#### EXTRACTED RECORDS
>> begin

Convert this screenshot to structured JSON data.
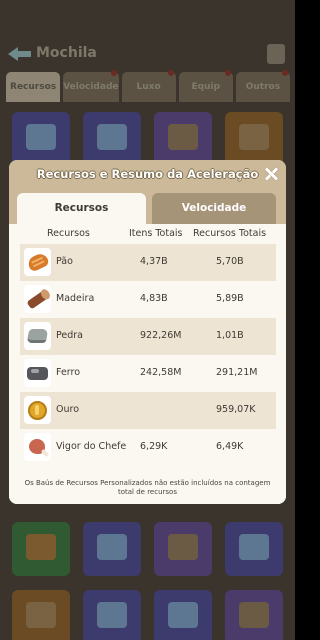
{
  "background": {
    "title": "Mochila",
    "tabs": [
      {
        "label": "Recursos",
        "active": true,
        "badge": false
      },
      {
        "label": "Velocidade",
        "active": false,
        "badge": true
      },
      {
        "label": "Luxo",
        "active": false,
        "badge": true
      },
      {
        "label": "Equip",
        "active": false,
        "badge": true
      },
      {
        "label": "Outros",
        "active": false,
        "badge": true
      }
    ]
  },
  "modal": {
    "title": "Recursos e Resumo da Aceleração",
    "tabs": {
      "recursos": "Recursos",
      "velocidade": "Velocidade"
    },
    "columns": {
      "resource": "Recursos",
      "items_total": "Itens Totais",
      "resources_total": "Recursos Totais"
    },
    "rows": [
      {
        "icon": "bread-icon",
        "name": "Pão",
        "items": "4,37B",
        "total": "5,70B"
      },
      {
        "icon": "wood-icon",
        "name": "Madeira",
        "items": "4,83B",
        "total": "5,89B"
      },
      {
        "icon": "stone-icon",
        "name": "Pedra",
        "items": "922,26M",
        "total": "1,01B"
      },
      {
        "icon": "iron-icon",
        "name": "Ferro",
        "items": "242,58M",
        "total": "291,21M"
      },
      {
        "icon": "gold-coin-icon",
        "name": "Ouro",
        "items": "",
        "total": "959,07K"
      },
      {
        "icon": "meat-icon",
        "name": "Vigor do Chefe",
        "items": "6,29K",
        "total": "6,49K"
      }
    ],
    "footnote": "Os Baús de Recursos Personalizados não estão incluídos na contagem total de recursos"
  },
  "colors": {
    "header_bg": "#cbb999",
    "panel_bg": "#fbf8f1",
    "row_stripe": "#eee4d3",
    "inactive_tab": "#a69479"
  }
}
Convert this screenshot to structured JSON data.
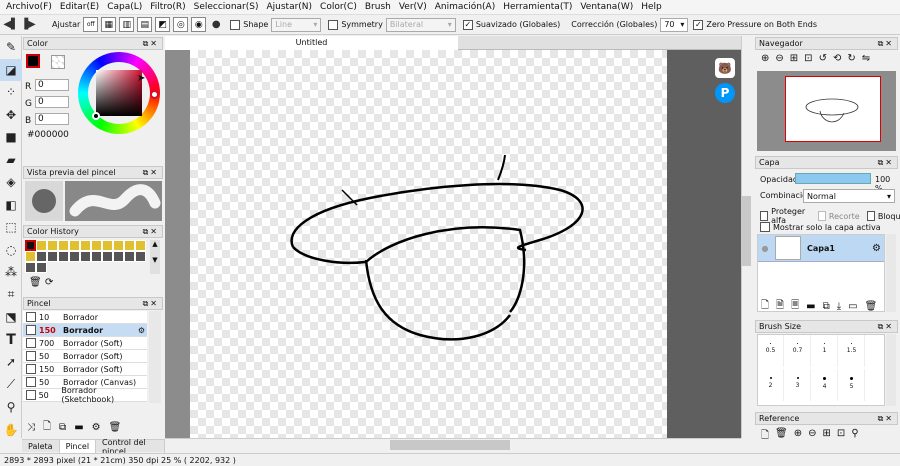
{
  "menu": [
    "Archivo(F)",
    "Editar(E)",
    "Capa(L)",
    "Filtro(R)",
    "Seleccionar(S)",
    "Ajustar(N)",
    "Color(C)",
    "Brush",
    "Ver(V)",
    "Animación(A)",
    "Herramienta(T)",
    "Ventana(W)",
    "Help"
  ],
  "toolbar": {
    "adjust_label": "Ajustar",
    "shape_label": "Shape",
    "shape_value": "Line",
    "symmetry_label": "Symmetry",
    "symmetry_value": "Bilateral",
    "smooth_label": "Suavizado (Globales)",
    "correction_label": "Corrección (Globales)",
    "correction_value": "70",
    "zero_pressure_label": "Zero Pressure on Both Ends",
    "off_label": "off"
  },
  "color_panel": {
    "title": "Color",
    "r_label": "R",
    "r_value": "0",
    "g_label": "G",
    "g_value": "0",
    "b_label": "B",
    "b_value": "0",
    "hex": "#000000"
  },
  "brush_preview": {
    "title": "Vista previa del pincel"
  },
  "color_history": {
    "title": "Color History",
    "swatches": [
      "#111111",
      "#e0c030",
      "#e0c030",
      "#e0c030",
      "#e0c030",
      "#e0c030",
      "#e0c030",
      "#e0c030",
      "#e0c030",
      "#e0c030",
      "#e0c030",
      "#e0c030",
      "#555555",
      "#555555",
      "#555555",
      "#555555",
      "#555555",
      "#555555",
      "#555555",
      "#555555",
      "#555555",
      "#555555",
      "#555555",
      "#555555"
    ]
  },
  "brush_panel": {
    "title": "Pincel",
    "items": [
      {
        "size": "10",
        "name": "Borrador"
      },
      {
        "size": "150",
        "name": "Borrador"
      },
      {
        "size": "700",
        "name": "Borrador (Soft)"
      },
      {
        "size": "50",
        "name": "Borrador (Soft)"
      },
      {
        "size": "150",
        "name": "Borrador (Soft)"
      },
      {
        "size": "50",
        "name": "Borrador (Canvas)"
      },
      {
        "size": "50",
        "name": "Borrador (Sketchbook)"
      }
    ]
  },
  "left_tabs": [
    "Paleta",
    "Pincel",
    "Control del pincel"
  ],
  "canvas": {
    "tab_title": "Untitled"
  },
  "navigator": {
    "title": "Navegador"
  },
  "layer_panel": {
    "title": "Capa",
    "opacity_label": "Opacidad",
    "opacity_value": "100 %",
    "blend_label": "Combinación",
    "blend_value": "Normal",
    "protect_alpha": "Proteger alfa",
    "clip": "Recorte",
    "lock": "Bloquear",
    "show_active_only": "Mostrar solo la capa activa",
    "layer_name": "Capa1"
  },
  "brush_size": {
    "title": "Brush Size",
    "row1": [
      "0.5",
      "0.7",
      "1",
      "1.5"
    ],
    "row2": [
      "2",
      "3",
      "4",
      "5"
    ]
  },
  "reference": {
    "title": "Reference"
  },
  "status": "2893 * 2893 pixel   (21 * 21cm)  350 dpi   25 %   ( 2202, 932 )",
  "colors": {
    "accent": "#c6dcf2",
    "canvas_bg": "#8c8c8c",
    "opacity_bar": "#8cc8f0"
  }
}
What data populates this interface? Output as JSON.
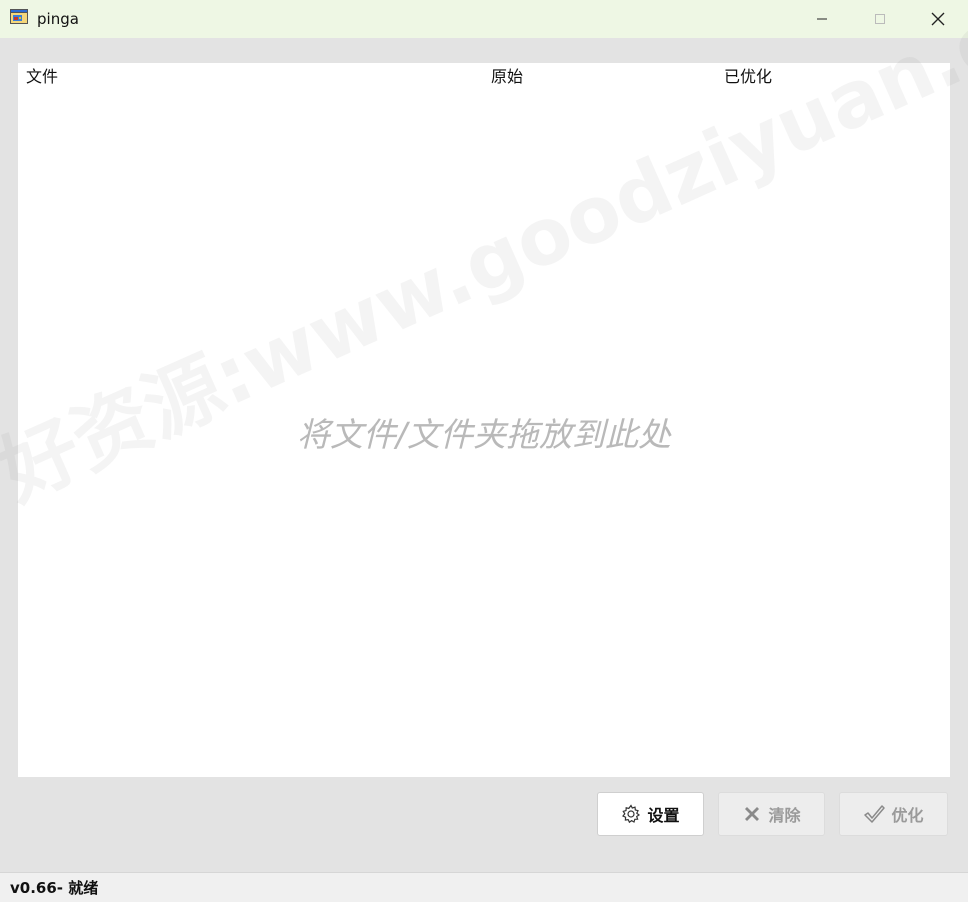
{
  "window": {
    "title": "pinga",
    "app_icon": "app-window-icon"
  },
  "file_list": {
    "columns": [
      "文件",
      "原始",
      "已优化"
    ],
    "drop_hint": "将文件/文件夹拖放到此处"
  },
  "watermark": {
    "text": "好资源:www.goodziyuan.com"
  },
  "buttons": {
    "settings": {
      "label": "设置",
      "icon": "gear-icon"
    },
    "clear": {
      "label": "清除",
      "icon": "cross-icon"
    },
    "optimize": {
      "label": "优化",
      "icon": "checkmark-icon"
    }
  },
  "status": {
    "text": "v0.66- 就绪"
  },
  "colors": {
    "titlebar": "#eef7e4",
    "background": "#e3e3e3",
    "panel": "#ffffff",
    "disabled_text": "#9a9a9a"
  }
}
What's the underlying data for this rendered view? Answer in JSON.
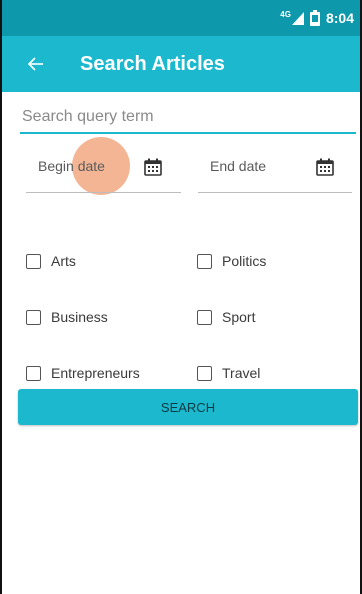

>> end

#### WHAT IS REQUIRED
Keep the pictures out of the copy and write out the data exactly as it stands.

#### COMPLETE OUTPUT
Convert this screenshot to structured JSON data.
{
  "background": {
    "title": "Mochila",
    "tabs": [
      {
        "label": "Recursos",
        "active": true,
        "badge": false
      },
      {
        "label": "Velocidade",
        "active": false,
        "badge": true
      },
      {
        "label": "Luxo",
        "active": false,
        "badge": true
      },
      {
        "label": "Equip",
        "active": false,
        "badge": true
      },
      {
        "label": "Outros",
        "active": false,
        "badge": true
      }
    ]
  },
  "modal": {
    "title": "Recursos e Resumo da Aceleração",
    "tabs": {
      "recursos": "Recursos",
      "velocidade": "Velocidade"
    },
    "columns": {
      "resource": "Recursos",
      "items_total": "Itens Totais",
      "resources_total": "Recursos Totais"
    },
    "rows": [
      {
        "icon": "bread-icon",
        "name": "Pão",
        "items": "4,37B",
        "total": "5,70B"
      },
      {
        "icon": "wood-icon",
        "name": "Madeira",
        "items": "4,83B",
        "total": "5,89B"
      },
      {
        "icon": "stone-icon",
        "name": "Pedra",
        "items": "922,26M",
        "total": "1,01B"
      },
      {
        "icon": "iron-icon",
        "name": "Ferro",
        "items": "242,58M",
        "total": "291,21M"
      },
      {
        "icon": "gold-coin-icon",
        "name": "Ouro",
        "items": "",
        "total": "959,07K"
      },
      {
        "icon": "meat-icon",
        "name": "Vigor do Chefe",
        "items": "6,29K",
        "total": "6,49K"
      }
    ],
    "footnote": "Os Baús de Recursos Personalizados não estão incluídos na contagem total de recursos"
  },
  "colors": {
    "header_bg": "#cbb999",
    "panel_bg": "#fbf8f1",
    "row_stripe": "#eee4d3",
    "inactive_tab": "#a69479"
  }
}
Convert this screenshot to structured JSON data.
{
  "menu": [
    "Archivo(F)",
    "Editar(E)",
    "Capa(L)",
    "Filtro(R)",
    "Seleccionar(S)",
    "Ajustar(N)",
    "Color(C)",
    "Brush",
    "Ver(V)",
    "Animación(A)",
    "Herramienta(T)",
    "Ventana(W)",
    "Help"
  ],
  "toolbar": {
    "adjust_label": "Ajustar",
    "shape_label": "Shape",
    "shape_value": "Line",
    "symmetry_label": "Symmetry",
    "symmetry_value": "Bilateral",
    "smooth_label": "Suavizado (Globales)",
    "correction_label": "Corrección (Globales)",
    "correction_value": "70",
    "zero_pressure_label": "Zero Pressure on Both Ends",
    "off_label": "off"
  },
  "color_panel": {
    "title": "Color",
    "r_label": "R",
    "r_value": "0",
    "g_label": "G",
    "g_value": "0",
    "b_label": "B",
    "b_value": "0",
    "hex": "#000000"
  },
  "brush_preview": {
    "title": "Vista previa del pincel"
  },
  "color_history": {
    "title": "Color History",
    "swatches": [
      "#111111",
      "#e0c030",
      "#e0c030",
      "#e0c030",
      "#e0c030",
      "#e0c030",
      "#e0c030",
      "#e0c030",
      "#e0c030",
      "#e0c030",
      "#e0c030",
      "#e0c030",
      "#555555",
      "#555555",
      "#555555",
      "#555555",
      "#555555",
      "#555555",
      "#555555",
      "#555555",
      "#555555",
      "#555555",
      "#555555",
      "#555555"
    ]
  },
  "brush_panel": {
    "title": "Pincel",
    "items": [
      {
        "size": "10",
        "name": "Borrador"
      },
      {
        "size": "150",
        "name": "Borrador"
      },
      {
        "size": "700",
        "name": "Borrador (Soft)"
      },
      {
        "size": "50",
        "name": "Borrador (Soft)"
      },
      {
        "size": "150",
        "name": "Borrador (Soft)"
      },
      {
        "size": "50",
        "name": "Borrador (Canvas)"
      },
      {
        "size": "50",
        "name": "Borrador (Sketchbook)"
      }
    ]
  },
  "left_tabs": [
    "Paleta",
    "Pincel",
    "Control del pincel"
  ],
  "canvas": {
    "tab_title": "Untitled"
  },
  "navigator": {
    "title": "Navegador"
  },
  "layer_panel": {
    "title": "Capa",
    "opacity_label": "Opacidad",
    "opacity_value": "100 %",
    "blend_label": "Combinación",
    "blend_value": "Normal",
    "protect_alpha": "Proteger alfa",
    "clip": "Recorte",
    "lock": "Bloquear",
    "show_active_only": "Mostrar solo la capa activa",
    "layer_name": "Capa1"
  },
  "brush_size": {
    "title": "Brush Size",
    "row1": [
      "0.5",
      "0.7",
      "1",
      "1.5"
    ],
    "row2": [
      "2",
      "3",
      "4",
      "5"
    ]
  },
  "reference": {
    "title": "Reference"
  },
  "status": "2893 * 2893 pixel   (21 * 21cm)  350 dpi   25 %   ( 2202, 932 )",
  "colors": {
    "accent": "#c6dcf2",
    "canvas_bg": "#8c8c8c",
    "opacity_bar": "#8cc8f0"
  }
}
What data populates this interface? Output as JSON.
{
  "window": {
    "title": "pinga",
    "app_icon": "app-window-icon"
  },
  "file_list": {
    "columns": [
      "文件",
      "原始",
      "已优化"
    ],
    "drop_hint": "将文件/文件夹拖放到此处"
  },
  "watermark": {
    "text": "好资源:www.goodziyuan.com"
  },
  "buttons": {
    "settings": {
      "label": "设置",
      "icon": "gear-icon"
    },
    "clear": {
      "label": "清除",
      "icon": "cross-icon"
    },
    "optimize": {
      "label": "优化",
      "icon": "checkmark-icon"
    }
  },
  "status": {
    "text": "v0.66- 就绪"
  },
  "colors": {
    "titlebar": "#eef7e4",
    "background": "#e3e3e3",
    "panel": "#ffffff",
    "disabled_text": "#9a9a9a"
  }
}
What's the underlying data for this rendered view? Answer in JSON.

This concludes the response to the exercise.